#### Excerpt provided
## BEGIN

Multi-Task Training Strategy questions

In C4W3 lecture video “Multi-Task Training Strategy” I had a few questions.

In the data training strategies slide, examples-proportional and equal mixing are introduced. What’s the difference between Data 1 and Data 2 in the diagram? Do they each refer to a different type of task? This was unclear.

What does unfreezing mean? In the Gradual Unfreezing vs. Adapter Layers slide, the video explains that gradual unfreezing means you “unfreeze one layer a time”. But it doesn’t explain what unfreezing actually means. Why do you want to unfreeze?

During the Fine Tuning slide Younes says “they do the training in 2^18 steps”. Who is “they”? Is this slide about a specific model?

Hi @esav

You got that right.

Unfreezing here means that the “unfrozen” layer’s weight can now be updated. When they are “frozen” the gradient descent cannot change them.

Here they refer to T5 authors or creators, not sure what word to use :slight_smile: What is meant by this is that in the paper they show what “they” did, and in particular, during fine-tuning phase they used 2^18 steps. From the paper:

Recall that our baseline model consists of 12 layers each in the encoder and decoder and is fine-tuned for 2^{18} steps. As such, we subdivide the fine-tuning process into 12 episodes of 2^{18} / 12 steps each and train from layers 12 − n to 12 in the nth episode.


Thanks for the help!

## END

#### Material
## BEGIN

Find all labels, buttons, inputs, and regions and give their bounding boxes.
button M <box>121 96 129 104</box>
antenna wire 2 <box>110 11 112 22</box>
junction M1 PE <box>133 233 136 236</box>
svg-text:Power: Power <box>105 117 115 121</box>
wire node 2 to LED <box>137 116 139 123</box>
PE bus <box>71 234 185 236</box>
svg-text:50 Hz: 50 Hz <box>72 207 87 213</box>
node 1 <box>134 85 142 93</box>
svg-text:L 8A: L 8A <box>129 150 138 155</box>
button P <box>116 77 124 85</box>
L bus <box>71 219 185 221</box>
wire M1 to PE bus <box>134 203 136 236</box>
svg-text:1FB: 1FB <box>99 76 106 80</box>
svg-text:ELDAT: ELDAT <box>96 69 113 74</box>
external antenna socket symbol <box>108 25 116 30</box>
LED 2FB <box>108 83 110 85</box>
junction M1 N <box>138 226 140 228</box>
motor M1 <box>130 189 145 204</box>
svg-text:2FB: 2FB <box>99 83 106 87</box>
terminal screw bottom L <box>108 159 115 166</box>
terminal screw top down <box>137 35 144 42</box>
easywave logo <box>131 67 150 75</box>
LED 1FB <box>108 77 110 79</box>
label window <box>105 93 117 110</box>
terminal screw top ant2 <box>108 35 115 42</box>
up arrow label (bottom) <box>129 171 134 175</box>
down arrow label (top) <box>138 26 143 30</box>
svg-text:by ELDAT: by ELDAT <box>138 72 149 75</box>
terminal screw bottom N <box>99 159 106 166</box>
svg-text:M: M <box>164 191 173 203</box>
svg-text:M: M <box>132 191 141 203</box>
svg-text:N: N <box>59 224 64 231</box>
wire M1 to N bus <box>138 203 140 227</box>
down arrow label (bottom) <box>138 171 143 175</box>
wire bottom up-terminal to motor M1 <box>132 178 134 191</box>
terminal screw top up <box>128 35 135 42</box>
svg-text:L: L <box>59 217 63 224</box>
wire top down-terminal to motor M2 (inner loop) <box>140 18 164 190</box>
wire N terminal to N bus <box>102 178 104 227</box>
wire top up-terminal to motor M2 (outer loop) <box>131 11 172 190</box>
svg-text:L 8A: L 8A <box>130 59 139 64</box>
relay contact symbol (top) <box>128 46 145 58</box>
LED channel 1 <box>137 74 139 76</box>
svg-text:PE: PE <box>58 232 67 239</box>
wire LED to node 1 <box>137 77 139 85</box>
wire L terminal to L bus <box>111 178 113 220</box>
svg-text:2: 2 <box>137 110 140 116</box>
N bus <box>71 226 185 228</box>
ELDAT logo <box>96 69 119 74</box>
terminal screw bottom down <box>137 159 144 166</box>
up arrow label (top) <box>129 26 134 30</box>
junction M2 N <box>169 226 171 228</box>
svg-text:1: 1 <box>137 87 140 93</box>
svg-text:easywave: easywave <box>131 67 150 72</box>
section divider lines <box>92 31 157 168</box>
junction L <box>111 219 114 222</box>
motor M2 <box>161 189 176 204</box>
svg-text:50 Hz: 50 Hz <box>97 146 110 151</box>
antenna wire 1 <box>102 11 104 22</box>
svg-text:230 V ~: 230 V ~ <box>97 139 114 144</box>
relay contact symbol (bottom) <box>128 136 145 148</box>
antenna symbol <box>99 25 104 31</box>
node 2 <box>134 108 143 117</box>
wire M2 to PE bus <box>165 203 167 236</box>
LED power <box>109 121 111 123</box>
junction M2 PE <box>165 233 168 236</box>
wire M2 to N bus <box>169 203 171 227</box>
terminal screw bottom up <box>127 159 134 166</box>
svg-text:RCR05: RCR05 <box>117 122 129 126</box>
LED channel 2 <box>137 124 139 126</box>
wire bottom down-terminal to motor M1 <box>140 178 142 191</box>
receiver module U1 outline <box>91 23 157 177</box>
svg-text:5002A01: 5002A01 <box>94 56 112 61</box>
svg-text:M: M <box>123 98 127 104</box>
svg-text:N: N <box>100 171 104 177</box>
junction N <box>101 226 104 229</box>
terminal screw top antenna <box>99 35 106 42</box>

## END

In the forum thread about multi-task training strategy, what does it mean for a layer to be "unfrozen"?

Its weights can be updated; frozen layers cannot be changed by gradient descent.